What is expected: Select, from the data, each line where "Hello" occurs.

Items:
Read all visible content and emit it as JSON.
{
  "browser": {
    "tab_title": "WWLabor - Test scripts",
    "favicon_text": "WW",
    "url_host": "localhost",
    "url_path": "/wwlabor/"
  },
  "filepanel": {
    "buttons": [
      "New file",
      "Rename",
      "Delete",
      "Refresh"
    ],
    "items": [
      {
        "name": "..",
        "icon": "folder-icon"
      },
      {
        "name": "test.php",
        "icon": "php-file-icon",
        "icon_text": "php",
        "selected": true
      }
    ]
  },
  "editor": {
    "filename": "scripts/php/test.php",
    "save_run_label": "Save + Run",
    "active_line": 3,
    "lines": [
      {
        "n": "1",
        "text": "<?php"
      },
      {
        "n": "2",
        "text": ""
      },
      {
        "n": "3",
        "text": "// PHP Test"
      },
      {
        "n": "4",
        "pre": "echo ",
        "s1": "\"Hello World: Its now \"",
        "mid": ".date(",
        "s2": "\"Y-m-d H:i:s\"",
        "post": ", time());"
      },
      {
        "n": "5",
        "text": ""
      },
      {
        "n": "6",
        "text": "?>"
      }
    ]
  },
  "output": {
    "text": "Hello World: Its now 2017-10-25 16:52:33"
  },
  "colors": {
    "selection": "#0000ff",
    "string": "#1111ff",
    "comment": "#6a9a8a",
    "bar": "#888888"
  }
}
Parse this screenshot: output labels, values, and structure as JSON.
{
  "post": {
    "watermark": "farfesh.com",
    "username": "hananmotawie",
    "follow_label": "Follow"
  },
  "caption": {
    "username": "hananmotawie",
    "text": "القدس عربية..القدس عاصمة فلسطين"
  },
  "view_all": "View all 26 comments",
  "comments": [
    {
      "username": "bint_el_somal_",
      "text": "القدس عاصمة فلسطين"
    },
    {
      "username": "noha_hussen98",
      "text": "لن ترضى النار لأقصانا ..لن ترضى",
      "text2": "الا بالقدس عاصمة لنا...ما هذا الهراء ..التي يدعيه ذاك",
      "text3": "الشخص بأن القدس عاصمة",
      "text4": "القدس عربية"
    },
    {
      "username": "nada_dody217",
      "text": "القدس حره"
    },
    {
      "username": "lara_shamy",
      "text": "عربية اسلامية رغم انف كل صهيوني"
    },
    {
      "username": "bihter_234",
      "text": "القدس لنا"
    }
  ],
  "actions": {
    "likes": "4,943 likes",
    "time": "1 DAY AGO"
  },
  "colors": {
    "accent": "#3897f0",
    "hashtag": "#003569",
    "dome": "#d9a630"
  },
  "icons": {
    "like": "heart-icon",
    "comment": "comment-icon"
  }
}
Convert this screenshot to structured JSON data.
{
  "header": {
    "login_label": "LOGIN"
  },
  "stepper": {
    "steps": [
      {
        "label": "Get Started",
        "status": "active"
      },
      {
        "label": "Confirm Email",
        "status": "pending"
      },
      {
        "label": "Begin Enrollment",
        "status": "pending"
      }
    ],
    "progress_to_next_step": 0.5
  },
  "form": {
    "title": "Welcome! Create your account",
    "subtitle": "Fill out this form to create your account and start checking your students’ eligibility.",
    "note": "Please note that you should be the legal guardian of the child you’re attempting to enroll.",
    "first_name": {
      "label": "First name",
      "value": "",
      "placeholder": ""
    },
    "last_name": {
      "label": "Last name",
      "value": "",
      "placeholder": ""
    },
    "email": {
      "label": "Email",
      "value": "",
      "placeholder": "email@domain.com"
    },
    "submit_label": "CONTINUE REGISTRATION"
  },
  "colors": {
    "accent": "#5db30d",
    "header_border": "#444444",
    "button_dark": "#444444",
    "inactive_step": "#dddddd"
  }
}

Answer for the task:
        "s1": "\"Hello World: Its now \"",
    "text": "Hello World: Its now 2017-10-25 16:52:33"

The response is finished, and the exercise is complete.